*GIVEN EXERCISE*.
In the entries that follow, find the word "JSON" and report each line it is on.

*DATASET ENTRIES*.
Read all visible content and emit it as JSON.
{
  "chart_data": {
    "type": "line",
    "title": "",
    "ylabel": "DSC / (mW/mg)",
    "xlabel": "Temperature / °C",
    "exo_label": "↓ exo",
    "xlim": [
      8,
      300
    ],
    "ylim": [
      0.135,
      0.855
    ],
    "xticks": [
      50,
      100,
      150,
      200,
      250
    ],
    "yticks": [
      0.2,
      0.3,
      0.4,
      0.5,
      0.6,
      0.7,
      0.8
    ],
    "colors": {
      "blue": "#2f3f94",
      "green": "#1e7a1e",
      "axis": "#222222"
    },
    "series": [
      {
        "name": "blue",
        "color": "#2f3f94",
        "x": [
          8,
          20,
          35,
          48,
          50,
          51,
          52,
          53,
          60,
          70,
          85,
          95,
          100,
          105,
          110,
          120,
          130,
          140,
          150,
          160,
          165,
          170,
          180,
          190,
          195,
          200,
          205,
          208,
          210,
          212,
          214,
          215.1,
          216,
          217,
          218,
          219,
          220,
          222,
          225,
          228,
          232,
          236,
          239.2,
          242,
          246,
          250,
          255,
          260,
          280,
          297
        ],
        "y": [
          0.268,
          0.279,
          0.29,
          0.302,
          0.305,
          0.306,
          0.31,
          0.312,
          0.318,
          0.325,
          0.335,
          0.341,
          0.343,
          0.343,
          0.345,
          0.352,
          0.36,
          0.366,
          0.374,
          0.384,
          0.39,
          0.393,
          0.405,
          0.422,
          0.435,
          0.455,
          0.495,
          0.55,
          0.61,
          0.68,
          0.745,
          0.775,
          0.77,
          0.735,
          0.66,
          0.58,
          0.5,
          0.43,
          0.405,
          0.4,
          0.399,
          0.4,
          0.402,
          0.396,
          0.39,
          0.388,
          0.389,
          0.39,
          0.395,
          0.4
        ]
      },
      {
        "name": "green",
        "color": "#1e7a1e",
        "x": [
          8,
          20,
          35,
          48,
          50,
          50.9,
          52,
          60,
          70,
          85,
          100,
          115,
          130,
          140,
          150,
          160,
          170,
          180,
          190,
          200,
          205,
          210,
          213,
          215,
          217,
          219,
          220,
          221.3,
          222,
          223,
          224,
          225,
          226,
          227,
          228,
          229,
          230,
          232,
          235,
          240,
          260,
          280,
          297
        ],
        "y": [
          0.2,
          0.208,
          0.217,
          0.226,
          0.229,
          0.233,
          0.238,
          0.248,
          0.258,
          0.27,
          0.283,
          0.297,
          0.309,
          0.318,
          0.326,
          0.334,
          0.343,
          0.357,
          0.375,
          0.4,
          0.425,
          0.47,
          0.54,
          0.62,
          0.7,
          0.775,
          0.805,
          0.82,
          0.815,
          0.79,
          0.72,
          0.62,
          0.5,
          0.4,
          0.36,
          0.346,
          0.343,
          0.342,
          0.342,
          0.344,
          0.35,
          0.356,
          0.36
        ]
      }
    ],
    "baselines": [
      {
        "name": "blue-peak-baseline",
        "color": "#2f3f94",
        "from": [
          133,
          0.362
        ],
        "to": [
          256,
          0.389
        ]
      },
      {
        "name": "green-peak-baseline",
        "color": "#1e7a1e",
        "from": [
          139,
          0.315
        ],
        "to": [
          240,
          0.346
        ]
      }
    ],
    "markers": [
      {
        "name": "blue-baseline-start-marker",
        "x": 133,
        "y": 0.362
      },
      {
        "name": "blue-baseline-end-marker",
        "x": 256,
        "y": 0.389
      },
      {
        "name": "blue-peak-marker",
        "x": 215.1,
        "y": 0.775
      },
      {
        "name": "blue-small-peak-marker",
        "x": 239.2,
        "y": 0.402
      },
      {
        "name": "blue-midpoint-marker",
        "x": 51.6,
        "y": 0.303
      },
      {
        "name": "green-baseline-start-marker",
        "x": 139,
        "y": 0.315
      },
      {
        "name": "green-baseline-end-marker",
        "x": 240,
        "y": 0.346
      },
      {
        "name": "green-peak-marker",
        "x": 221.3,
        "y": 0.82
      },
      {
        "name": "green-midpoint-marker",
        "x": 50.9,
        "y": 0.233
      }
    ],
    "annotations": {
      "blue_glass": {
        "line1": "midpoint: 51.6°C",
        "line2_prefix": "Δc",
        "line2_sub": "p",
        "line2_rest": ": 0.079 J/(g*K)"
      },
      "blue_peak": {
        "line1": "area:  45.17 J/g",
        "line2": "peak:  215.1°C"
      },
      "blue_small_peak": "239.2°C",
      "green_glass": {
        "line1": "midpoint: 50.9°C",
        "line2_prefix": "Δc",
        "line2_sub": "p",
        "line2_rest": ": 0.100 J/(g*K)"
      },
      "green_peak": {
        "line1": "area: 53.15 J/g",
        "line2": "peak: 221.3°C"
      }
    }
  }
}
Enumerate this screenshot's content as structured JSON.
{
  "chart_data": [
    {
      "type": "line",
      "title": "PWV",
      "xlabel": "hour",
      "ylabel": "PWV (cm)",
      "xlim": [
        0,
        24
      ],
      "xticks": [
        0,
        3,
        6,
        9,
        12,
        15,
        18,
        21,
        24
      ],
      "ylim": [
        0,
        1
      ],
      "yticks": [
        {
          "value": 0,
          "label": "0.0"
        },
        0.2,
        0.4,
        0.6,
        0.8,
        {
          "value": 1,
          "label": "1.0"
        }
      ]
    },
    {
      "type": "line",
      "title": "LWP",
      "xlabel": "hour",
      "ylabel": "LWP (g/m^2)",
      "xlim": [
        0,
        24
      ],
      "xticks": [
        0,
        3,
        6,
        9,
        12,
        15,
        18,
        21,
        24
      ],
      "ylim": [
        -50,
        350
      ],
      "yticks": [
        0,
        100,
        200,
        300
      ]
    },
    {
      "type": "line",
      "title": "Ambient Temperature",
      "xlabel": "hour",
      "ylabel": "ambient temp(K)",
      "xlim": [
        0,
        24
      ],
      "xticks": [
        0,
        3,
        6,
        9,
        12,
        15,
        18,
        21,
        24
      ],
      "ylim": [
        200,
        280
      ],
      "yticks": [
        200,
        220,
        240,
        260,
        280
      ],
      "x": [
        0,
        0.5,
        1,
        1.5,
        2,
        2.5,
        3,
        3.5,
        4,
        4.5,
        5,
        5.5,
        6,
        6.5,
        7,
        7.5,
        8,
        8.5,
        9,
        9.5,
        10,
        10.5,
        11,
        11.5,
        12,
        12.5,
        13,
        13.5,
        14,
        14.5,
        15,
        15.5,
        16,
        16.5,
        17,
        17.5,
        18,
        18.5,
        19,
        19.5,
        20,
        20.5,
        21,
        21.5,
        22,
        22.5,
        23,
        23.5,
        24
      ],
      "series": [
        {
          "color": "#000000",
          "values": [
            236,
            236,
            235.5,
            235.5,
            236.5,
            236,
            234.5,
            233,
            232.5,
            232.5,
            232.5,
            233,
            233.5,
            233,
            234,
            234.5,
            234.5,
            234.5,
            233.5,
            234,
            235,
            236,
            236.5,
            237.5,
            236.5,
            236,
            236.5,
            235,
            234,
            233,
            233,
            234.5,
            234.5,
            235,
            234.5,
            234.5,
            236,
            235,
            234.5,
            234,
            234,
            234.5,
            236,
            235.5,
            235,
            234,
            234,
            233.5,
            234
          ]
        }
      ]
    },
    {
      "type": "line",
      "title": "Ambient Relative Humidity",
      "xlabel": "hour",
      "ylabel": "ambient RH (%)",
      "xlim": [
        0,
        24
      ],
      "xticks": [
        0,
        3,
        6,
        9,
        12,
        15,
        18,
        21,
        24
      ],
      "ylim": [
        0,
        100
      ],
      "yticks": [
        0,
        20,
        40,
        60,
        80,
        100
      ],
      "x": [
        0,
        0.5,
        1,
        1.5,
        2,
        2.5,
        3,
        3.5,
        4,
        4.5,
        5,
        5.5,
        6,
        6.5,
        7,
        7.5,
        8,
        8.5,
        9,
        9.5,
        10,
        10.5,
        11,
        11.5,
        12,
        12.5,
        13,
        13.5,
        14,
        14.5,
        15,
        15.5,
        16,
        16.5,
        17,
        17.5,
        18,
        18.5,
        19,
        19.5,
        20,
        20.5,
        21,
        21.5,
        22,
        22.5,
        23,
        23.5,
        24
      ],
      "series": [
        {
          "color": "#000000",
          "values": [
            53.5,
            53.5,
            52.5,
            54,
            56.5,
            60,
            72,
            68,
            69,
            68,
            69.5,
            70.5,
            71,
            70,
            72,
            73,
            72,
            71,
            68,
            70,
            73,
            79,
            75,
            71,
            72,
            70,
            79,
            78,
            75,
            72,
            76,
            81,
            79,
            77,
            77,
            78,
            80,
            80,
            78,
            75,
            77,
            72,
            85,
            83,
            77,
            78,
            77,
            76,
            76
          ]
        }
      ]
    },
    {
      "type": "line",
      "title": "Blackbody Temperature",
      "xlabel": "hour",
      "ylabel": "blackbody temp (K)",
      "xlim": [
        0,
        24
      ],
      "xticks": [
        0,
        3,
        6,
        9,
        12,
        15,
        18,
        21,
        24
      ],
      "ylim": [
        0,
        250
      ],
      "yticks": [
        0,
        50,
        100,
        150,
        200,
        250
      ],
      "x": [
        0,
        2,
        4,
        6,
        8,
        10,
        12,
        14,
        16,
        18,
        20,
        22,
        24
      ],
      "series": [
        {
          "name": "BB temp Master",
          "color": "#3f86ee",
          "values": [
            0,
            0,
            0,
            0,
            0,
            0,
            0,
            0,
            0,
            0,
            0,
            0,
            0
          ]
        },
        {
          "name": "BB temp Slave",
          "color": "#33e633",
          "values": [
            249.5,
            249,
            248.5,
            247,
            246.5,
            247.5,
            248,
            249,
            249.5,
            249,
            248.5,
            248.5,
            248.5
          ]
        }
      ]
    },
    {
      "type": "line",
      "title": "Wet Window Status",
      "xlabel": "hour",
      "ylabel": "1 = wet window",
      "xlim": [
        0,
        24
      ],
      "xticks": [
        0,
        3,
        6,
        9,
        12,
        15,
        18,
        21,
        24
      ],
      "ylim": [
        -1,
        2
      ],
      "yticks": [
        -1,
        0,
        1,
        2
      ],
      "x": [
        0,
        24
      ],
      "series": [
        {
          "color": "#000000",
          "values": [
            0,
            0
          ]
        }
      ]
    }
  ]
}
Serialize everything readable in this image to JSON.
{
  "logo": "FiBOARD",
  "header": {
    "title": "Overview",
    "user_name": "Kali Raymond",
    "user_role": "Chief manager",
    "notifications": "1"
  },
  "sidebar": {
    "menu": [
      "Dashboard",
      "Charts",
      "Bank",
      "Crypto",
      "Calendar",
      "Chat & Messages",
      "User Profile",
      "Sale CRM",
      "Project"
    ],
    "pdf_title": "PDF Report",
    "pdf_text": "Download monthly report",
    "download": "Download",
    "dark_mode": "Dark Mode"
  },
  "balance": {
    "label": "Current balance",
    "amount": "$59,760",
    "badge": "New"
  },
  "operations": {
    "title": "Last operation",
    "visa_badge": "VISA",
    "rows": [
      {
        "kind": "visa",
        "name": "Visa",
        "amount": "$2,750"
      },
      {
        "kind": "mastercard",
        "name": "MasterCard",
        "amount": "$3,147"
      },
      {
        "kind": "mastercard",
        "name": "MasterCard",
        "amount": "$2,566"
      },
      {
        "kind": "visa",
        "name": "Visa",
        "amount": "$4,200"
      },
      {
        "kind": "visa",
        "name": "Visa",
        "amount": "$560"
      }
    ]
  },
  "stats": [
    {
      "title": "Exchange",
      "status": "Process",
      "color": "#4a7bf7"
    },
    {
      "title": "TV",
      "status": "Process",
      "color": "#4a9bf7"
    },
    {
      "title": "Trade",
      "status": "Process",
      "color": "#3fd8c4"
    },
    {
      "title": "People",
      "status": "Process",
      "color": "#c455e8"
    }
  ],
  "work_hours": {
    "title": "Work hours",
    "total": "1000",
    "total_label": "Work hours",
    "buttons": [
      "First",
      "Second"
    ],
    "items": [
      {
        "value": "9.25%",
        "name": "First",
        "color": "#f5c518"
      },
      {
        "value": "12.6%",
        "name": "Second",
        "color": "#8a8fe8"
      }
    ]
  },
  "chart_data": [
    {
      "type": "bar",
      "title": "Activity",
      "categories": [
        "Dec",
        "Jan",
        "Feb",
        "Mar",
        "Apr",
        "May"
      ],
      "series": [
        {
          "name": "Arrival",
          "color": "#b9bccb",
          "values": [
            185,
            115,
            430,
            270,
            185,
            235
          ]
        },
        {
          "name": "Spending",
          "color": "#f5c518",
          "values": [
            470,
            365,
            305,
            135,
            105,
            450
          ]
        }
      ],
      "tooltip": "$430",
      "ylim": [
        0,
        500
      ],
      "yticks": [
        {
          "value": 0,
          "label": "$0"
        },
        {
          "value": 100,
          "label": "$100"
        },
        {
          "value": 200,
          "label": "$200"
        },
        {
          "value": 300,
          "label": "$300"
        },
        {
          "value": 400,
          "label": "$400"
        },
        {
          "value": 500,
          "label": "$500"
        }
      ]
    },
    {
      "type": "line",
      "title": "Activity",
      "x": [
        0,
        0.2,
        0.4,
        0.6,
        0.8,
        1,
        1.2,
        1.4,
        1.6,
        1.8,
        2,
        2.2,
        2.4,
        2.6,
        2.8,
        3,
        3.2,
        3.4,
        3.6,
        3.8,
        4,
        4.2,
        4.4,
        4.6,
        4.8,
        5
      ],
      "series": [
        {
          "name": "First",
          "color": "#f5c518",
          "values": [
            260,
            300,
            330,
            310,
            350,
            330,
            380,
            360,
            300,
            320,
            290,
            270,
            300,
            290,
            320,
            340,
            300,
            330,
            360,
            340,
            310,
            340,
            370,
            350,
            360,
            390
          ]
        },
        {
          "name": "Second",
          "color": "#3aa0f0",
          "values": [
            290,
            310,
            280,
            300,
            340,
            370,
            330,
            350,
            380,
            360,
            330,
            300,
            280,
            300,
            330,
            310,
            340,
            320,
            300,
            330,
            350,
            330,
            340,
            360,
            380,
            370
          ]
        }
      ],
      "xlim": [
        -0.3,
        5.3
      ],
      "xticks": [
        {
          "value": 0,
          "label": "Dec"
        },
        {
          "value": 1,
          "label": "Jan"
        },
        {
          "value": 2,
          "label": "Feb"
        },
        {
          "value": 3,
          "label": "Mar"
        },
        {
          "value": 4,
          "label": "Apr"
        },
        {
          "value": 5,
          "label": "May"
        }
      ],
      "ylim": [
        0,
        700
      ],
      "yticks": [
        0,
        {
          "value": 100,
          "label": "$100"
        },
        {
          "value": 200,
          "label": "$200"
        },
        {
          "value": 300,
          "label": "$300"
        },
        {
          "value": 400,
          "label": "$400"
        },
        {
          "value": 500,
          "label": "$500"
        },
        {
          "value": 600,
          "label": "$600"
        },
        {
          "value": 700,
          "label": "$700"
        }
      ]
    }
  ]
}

*WRITTEN ANSWER*.
Read all visible content and emit it as JSON.
Enumerate this screenshot's content as structured JSON.
Serialize everything readable in this image to JSON.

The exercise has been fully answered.